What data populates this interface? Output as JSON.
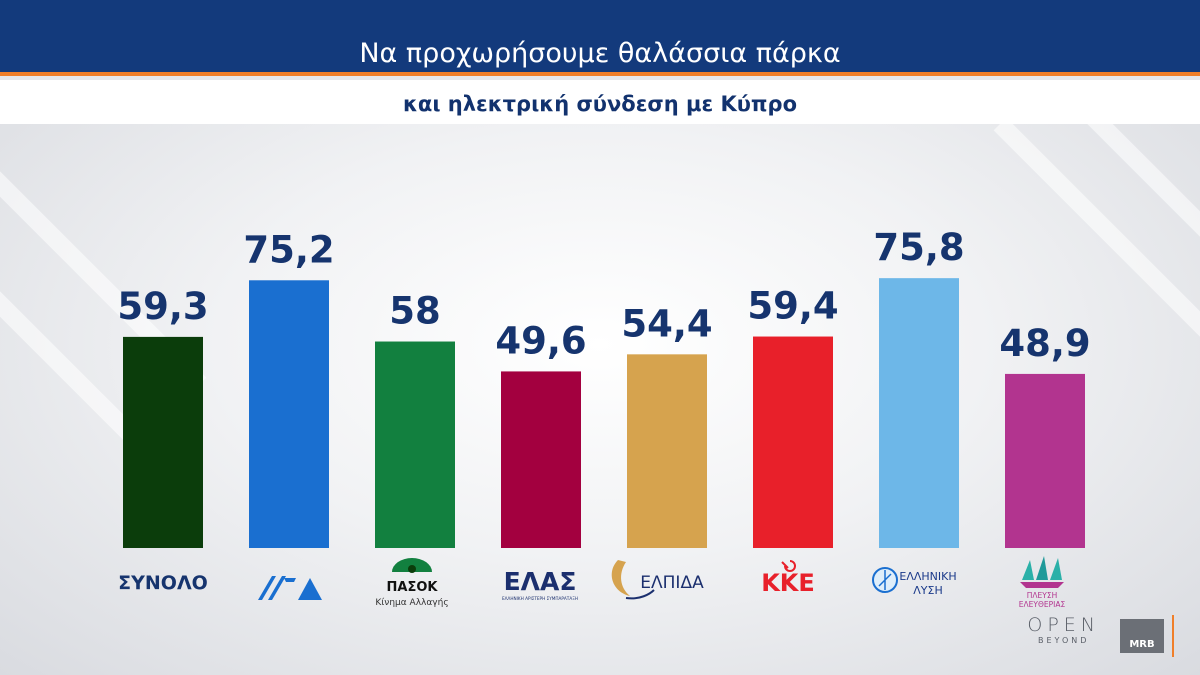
{
  "header": {
    "title": "Να προχωρήσουμε θαλάσσια πάρκα",
    "subtitle": "και ηλεκτρική σύνδεση με Κύπρο"
  },
  "chart_data": {
    "type": "bar",
    "categories": [
      "ΣΥΝΟΛΟ",
      "ΝΔ",
      "ΠΑΣΟΚ",
      "ΕΛΑΣ",
      "ΕΛΠΙΔΑ",
      "ΚΚΕ",
      "ΕΛΛΗΝΙΚΗ ΛΥΣΗ",
      "ΠΛΕΥΣΗ ΕΛΕΥΘΕΡΙΑΣ"
    ],
    "values": [
      59.3,
      75.2,
      58,
      49.6,
      54.4,
      59.4,
      75.8,
      48.9
    ],
    "labels": [
      "59,3",
      "75,2",
      "58",
      "49,6",
      "54,4",
      "59,4",
      "75,8",
      "48,9"
    ],
    "colors": [
      "#0b3d0b",
      "#1a6fd0",
      "#12803f",
      "#a3003f",
      "#d6a34e",
      "#e8202a",
      "#6db7e8",
      "#b2348f"
    ],
    "label_color": "#16346e",
    "ylim": [
      0,
      100
    ],
    "grid": false,
    "legend": "none"
  },
  "logos": {
    "total": "ΣΥΝΟΛΟ",
    "nd": "ΝΔ",
    "pasok": "ΠΑΣΟΚ",
    "pasok_sub": "Κίνημα Αλλαγής",
    "elas": "ΕΛΑΣ",
    "elas_sub": "ΕΛΛΗΝΙΚΗ ΑΡΙΣΤΕΡΗ ΣΥΜΠΑΡΑΤΑΞΗ",
    "elpida": "ΕΛΠΙΔΑ",
    "kke": "ΚΚΕ",
    "ell_lysi_1": "ΕΛΛΗΝΙΚΗ",
    "ell_lysi_2": "ΛΥΣΗ",
    "plefsi_1": "ΠΛΕΥΣΗ",
    "plefsi_2": "ΕΛΕΥΘΕΡΙΑΣ"
  },
  "brand": {
    "open": "OPEN",
    "beyond": "BEYOND",
    "mrb": "MRB"
  }
}
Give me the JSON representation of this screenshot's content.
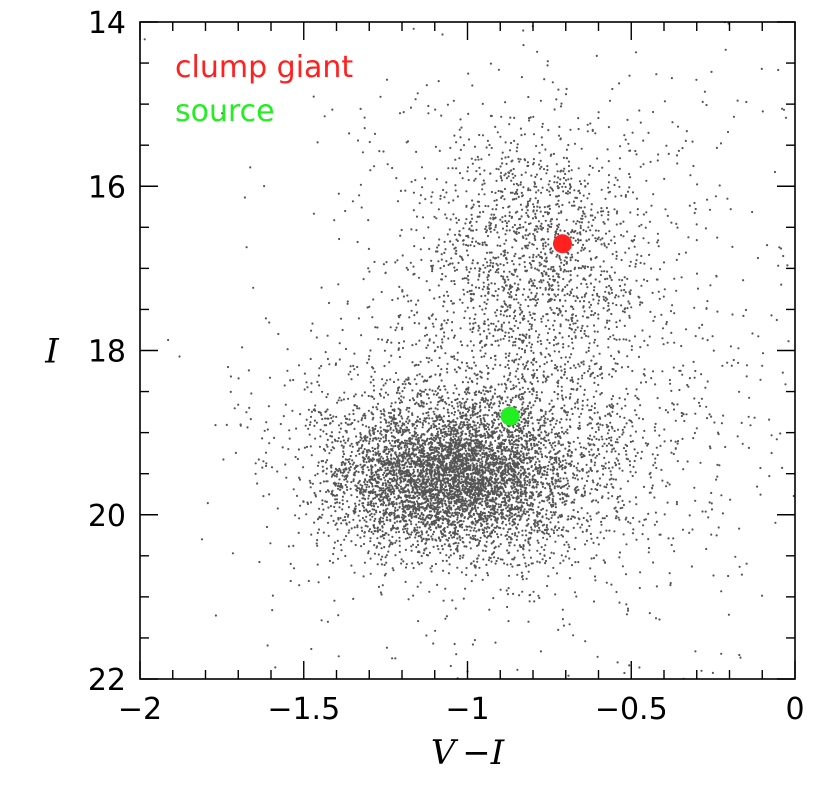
{
  "chart_data": {
    "type": "scatter",
    "title": "",
    "xlabel": "V −I",
    "ylabel": "I",
    "xlim": [
      -2.0,
      0.0
    ],
    "ylim": [
      22,
      14
    ],
    "y_inverted": true,
    "grid": false,
    "legend_placement": "top-left",
    "x_ticks": [
      -2,
      -1.5,
      -1,
      -0.5,
      0
    ],
    "x_tick_labels": [
      "−2",
      "−1.5",
      "−1",
      "−0.5",
      "0"
    ],
    "y_ticks": [
      14,
      16,
      18,
      20,
      22
    ],
    "y_tick_labels": [
      "14",
      "16",
      "18",
      "20",
      "22"
    ],
    "series": [
      {
        "name": "clump giant",
        "color": "#ff2020",
        "points": [
          {
            "x": -0.71,
            "y": 16.7
          }
        ]
      },
      {
        "name": "source",
        "color": "#22ee22",
        "points": [
          {
            "x": -0.87,
            "y": 18.8
          }
        ]
      }
    ],
    "field_stars": {
      "color": "#555555",
      "density_model": [
        {
          "x": -1.05,
          "y": 19.55,
          "sx": 0.18,
          "sy": 0.42,
          "weight": 0.48
        },
        {
          "x": -0.95,
          "y": 19.2,
          "sx": 0.28,
          "sy": 0.75,
          "weight": 0.22
        },
        {
          "x": -0.8,
          "y": 16.9,
          "sx": 0.17,
          "sy": 0.75,
          "weight": 0.16
        },
        {
          "x": -0.75,
          "y": 18.0,
          "sx": 0.4,
          "sy": 2.2,
          "weight": 0.14
        }
      ]
    }
  }
}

**Work to be completed:** Excluding the pictures, restate the records above word for word.

**Exercise result:**
What data populates this interface? Output as JSON.
{
  "header": {
    "title": "Να προχωρήσουμε θαλάσσια πάρκα",
    "subtitle": "και ηλεκτρική σύνδεση με Κύπρο"
  },
  "chart_data": {
    "type": "bar",
    "categories": [
      "ΣΥΝΟΛΟ",
      "ΝΔ",
      "ΠΑΣΟΚ",
      "ΕΛΑΣ",
      "ΕΛΠΙΔΑ",
      "ΚΚΕ",
      "ΕΛΛΗΝΙΚΗ ΛΥΣΗ",
      "ΠΛΕΥΣΗ ΕΛΕΥΘΕΡΙΑΣ"
    ],
    "values": [
      59.3,
      75.2,
      58,
      49.6,
      54.4,
      59.4,
      75.8,
      48.9
    ],
    "labels": [
      "59,3",
      "75,2",
      "58",
      "49,6",
      "54,4",
      "59,4",
      "75,8",
      "48,9"
    ],
    "colors": [
      "#0b3d0b",
      "#1a6fd0",
      "#12803f",
      "#a3003f",
      "#d6a34e",
      "#e8202a",
      "#6db7e8",
      "#b2348f"
    ],
    "label_color": "#16346e",
    "ylim": [
      0,
      100
    ],
    "grid": false,
    "legend": "none"
  },
  "logos": {
    "total": "ΣΥΝΟΛΟ",
    "nd": "ΝΔ",
    "pasok": "ΠΑΣΟΚ",
    "pasok_sub": "Κίνημα Αλλαγής",
    "elas": "ΕΛΑΣ",
    "elas_sub": "ΕΛΛΗΝΙΚΗ ΑΡΙΣΤΕΡΗ ΣΥΜΠΑΡΑΤΑΞΗ",
    "elpida": "ΕΛΠΙΔΑ",
    "kke": "ΚΚΕ",
    "ell_lysi_1": "ΕΛΛΗΝΙΚΗ",
    "ell_lysi_2": "ΛΥΣΗ",
    "plefsi_1": "ΠΛΕΥΣΗ",
    "plefsi_2": "ΕΛΕΥΘΕΡΙΑΣ"
  },
  "brand": {
    "open": "OPEN",
    "beyond": "BEYOND",
    "mrb": "MRB"
  }
}
Give me the JSON representation of this screenshot's content.
{
  "chart_data": {
    "type": "scatter",
    "title": "",
    "xlabel": "V −I",
    "ylabel": "I",
    "xlim": [
      -2.0,
      0.0
    ],
    "ylim": [
      22,
      14
    ],
    "y_inverted": true,
    "grid": false,
    "legend_placement": "top-left",
    "x_ticks": [
      -2,
      -1.5,
      -1,
      -0.5,
      0
    ],
    "x_tick_labels": [
      "−2",
      "−1.5",
      "−1",
      "−0.5",
      "0"
    ],
    "y_ticks": [
      14,
      16,
      18,
      20,
      22
    ],
    "y_tick_labels": [
      "14",
      "16",
      "18",
      "20",
      "22"
    ],
    "series": [
      {
        "name": "clump giant",
        "color": "#ff2020",
        "points": [
          {
            "x": -0.71,
            "y": 16.7
          }
        ]
      },
      {
        "name": "source",
        "color": "#22ee22",
        "points": [
          {
            "x": -0.87,
            "y": 18.8
          }
        ]
      }
    ],
    "field_stars": {
      "color": "#555555",
      "density_model": [
        {
          "x": -1.05,
          "y": 19.55,
          "sx": 0.18,
          "sy": 0.42,
          "weight": 0.48
        },
        {
          "x": -0.95,
          "y": 19.2,
          "sx": 0.28,
          "sy": 0.75,
          "weight": 0.22
        },
        {
          "x": -0.8,
          "y": 16.9,
          "sx": 0.17,
          "sy": 0.75,
          "weight": 0.16
        },
        {
          "x": -0.75,
          "y": 18.0,
          "sx": 0.4,
          "sy": 2.2,
          "weight": 0.14
        }
      ]
    }
  }
}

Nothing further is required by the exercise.